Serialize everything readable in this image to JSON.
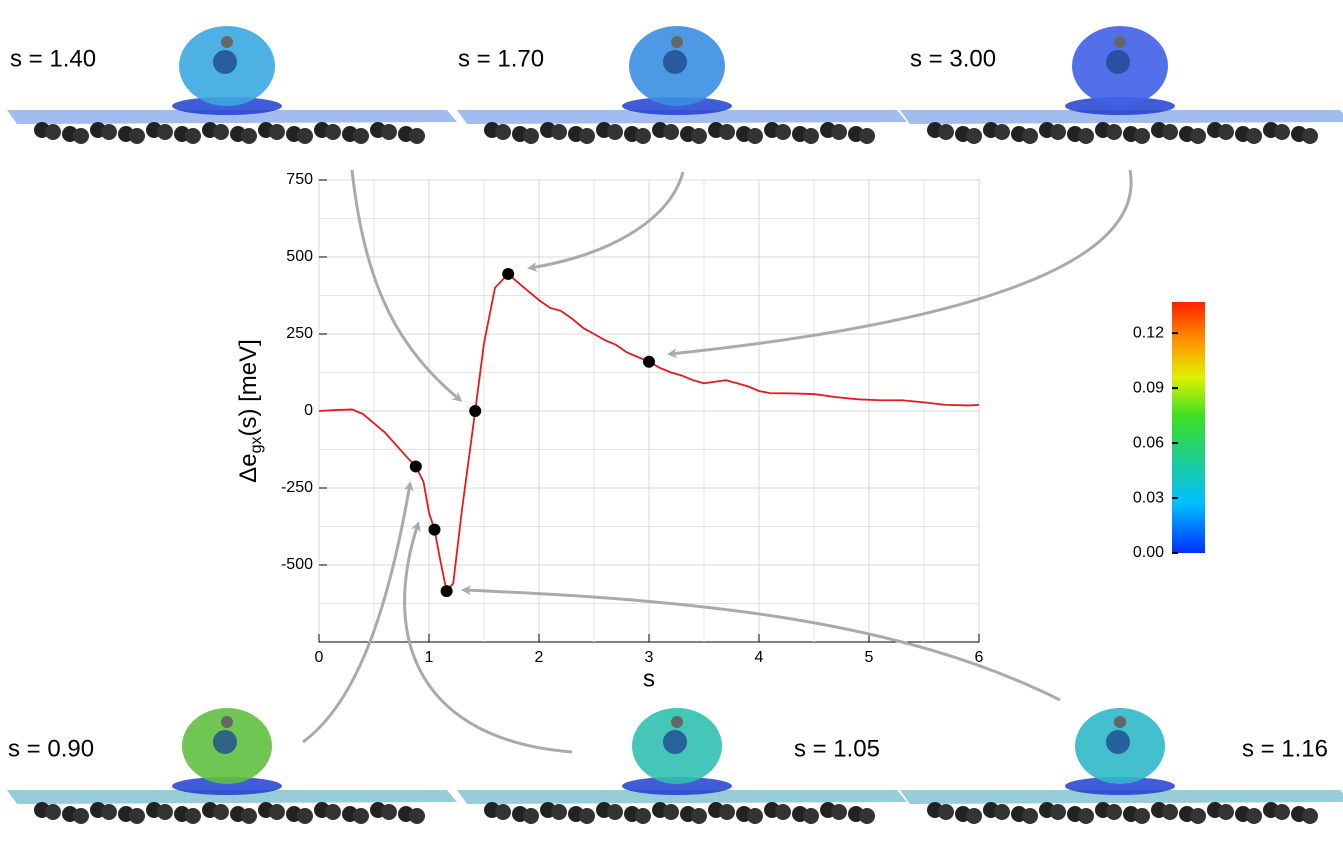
{
  "chart_data": {
    "type": "line",
    "xlabel": "s",
    "ylabel": [
      "Δe",
      "gx",
      "(s)  [meV]"
    ],
    "xlim": [
      0,
      6
    ],
    "xticks": [
      0,
      1,
      2,
      3,
      4,
      5,
      6
    ],
    "ylim": [
      -750,
      750
    ],
    "yticks": [
      -500,
      -250,
      0,
      250,
      500,
      750
    ],
    "grid": true,
    "x": [
      0,
      0.15,
      0.3,
      0.4,
      0.5,
      0.6,
      0.7,
      0.8,
      0.88,
      0.95,
      1.0,
      1.05,
      1.1,
      1.16,
      1.22,
      1.3,
      1.42,
      1.5,
      1.6,
      1.72,
      1.8,
      1.9,
      2.0,
      2.1,
      2.2,
      2.3,
      2.4,
      2.5,
      2.6,
      2.7,
      2.8,
      2.9,
      3.0,
      3.1,
      3.2,
      3.3,
      3.4,
      3.5,
      3.6,
      3.7,
      3.8,
      3.9,
      4.0,
      4.1,
      4.3,
      4.5,
      4.7,
      4.9,
      5.1,
      5.3,
      5.5,
      5.7,
      5.9,
      6.0
    ],
    "series": [
      {
        "color": "#e8191b",
        "values": [
          0,
          3,
          5,
          -10,
          -40,
          -70,
          -110,
          -150,
          -180,
          -230,
          -330,
          -385,
          -480,
          -585,
          -560,
          -320,
          0,
          220,
          400,
          445,
          420,
          390,
          360,
          335,
          325,
          300,
          270,
          250,
          230,
          215,
          190,
          175,
          160,
          140,
          125,
          115,
          100,
          90,
          95,
          100,
          90,
          80,
          65,
          58,
          57,
          55,
          45,
          38,
          35,
          35,
          28,
          20,
          18,
          20
        ]
      }
    ],
    "points": {
      "color": "#000000",
      "x": [
        0.88,
        1.05,
        1.16,
        1.42,
        1.72,
        3.0
      ],
      "values": [
        -180,
        -385,
        -585,
        0,
        445,
        160
      ]
    },
    "panels": [
      {
        "label": "s = 1.40"
      },
      {
        "label": "s = 1.70"
      },
      {
        "label": "s = 3.00"
      },
      {
        "label": "s = 0.90"
      },
      {
        "label": "s = 1.05"
      },
      {
        "label": "s = 1.16"
      }
    ],
    "colorbar": {
      "lim": [
        0,
        0.137
      ],
      "ticks": [
        {
          "value": 0,
          "label": "0.00"
        },
        {
          "value": 0.03,
          "label": "0.03"
        },
        {
          "value": 0.06,
          "label": "0.06"
        },
        {
          "value": 0.09,
          "label": "0.09"
        },
        {
          "value": 0.12,
          "label": "0.12"
        }
      ]
    }
  }
}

+ + + + +

Exact duplication of all the records is required; pictures are omitted from the copy.

◆ RESPONSE TO THE TASK:
Serialize everything readable in this image to JSON.
{
  "chart_data": {
    "type": "line",
    "xlabel": "s",
    "ylabel": [
      "Δe",
      "gx",
      "(s)  [meV]"
    ],
    "xlim": [
      0,
      6
    ],
    "xticks": [
      0,
      1,
      2,
      3,
      4,
      5,
      6
    ],
    "ylim": [
      -750,
      750
    ],
    "yticks": [
      -500,
      -250,
      0,
      250,
      500,
      750
    ],
    "grid": true,
    "x": [
      0,
      0.15,
      0.3,
      0.4,
      0.5,
      0.6,
      0.7,
      0.8,
      0.88,
      0.95,
      1.0,
      1.05,
      1.1,
      1.16,
      1.22,
      1.3,
      1.42,
      1.5,
      1.6,
      1.72,
      1.8,
      1.9,
      2.0,
      2.1,
      2.2,
      2.3,
      2.4,
      2.5,
      2.6,
      2.7,
      2.8,
      2.9,
      3.0,
      3.1,
      3.2,
      3.3,
      3.4,
      3.5,
      3.6,
      3.7,
      3.8,
      3.9,
      4.0,
      4.1,
      4.3,
      4.5,
      4.7,
      4.9,
      5.1,
      5.3,
      5.5,
      5.7,
      5.9,
      6.0
    ],
    "series": [
      {
        "color": "#e8191b",
        "values": [
          0,
          3,
          5,
          -10,
          -40,
          -70,
          -110,
          -150,
          -180,
          -230,
          -330,
          -385,
          -480,
          -585,
          -560,
          -320,
          0,
          220,
          400,
          445,
          420,
          390,
          360,
          335,
          325,
          300,
          270,
          250,
          230,
          215,
          190,
          175,
          160,
          140,
          125,
          115,
          100,
          90,
          95,
          100,
          90,
          80,
          65,
          58,
          57,
          55,
          45,
          38,
          35,
          35,
          28,
          20,
          18,
          20
        ]
      }
    ],
    "points": {
      "color": "#000000",
      "x": [
        0.88,
        1.05,
        1.16,
        1.42,
        1.72,
        3.0
      ],
      "values": [
        -180,
        -385,
        -585,
        0,
        445,
        160
      ]
    },
    "panels": [
      {
        "label": "s = 1.40"
      },
      {
        "label": "s = 1.70"
      },
      {
        "label": "s = 3.00"
      },
      {
        "label": "s = 0.90"
      },
      {
        "label": "s = 1.05"
      },
      {
        "label": "s = 1.16"
      }
    ],
    "colorbar": {
      "lim": [
        0,
        0.137
      ],
      "ticks": [
        {
          "value": 0,
          "label": "0.00"
        },
        {
          "value": 0.03,
          "label": "0.03"
        },
        {
          "value": 0.06,
          "label": "0.06"
        },
        {
          "value": 0.09,
          "label": "0.09"
        },
        {
          "value": 0.12,
          "label": "0.12"
        }
      ]
    }
  }
}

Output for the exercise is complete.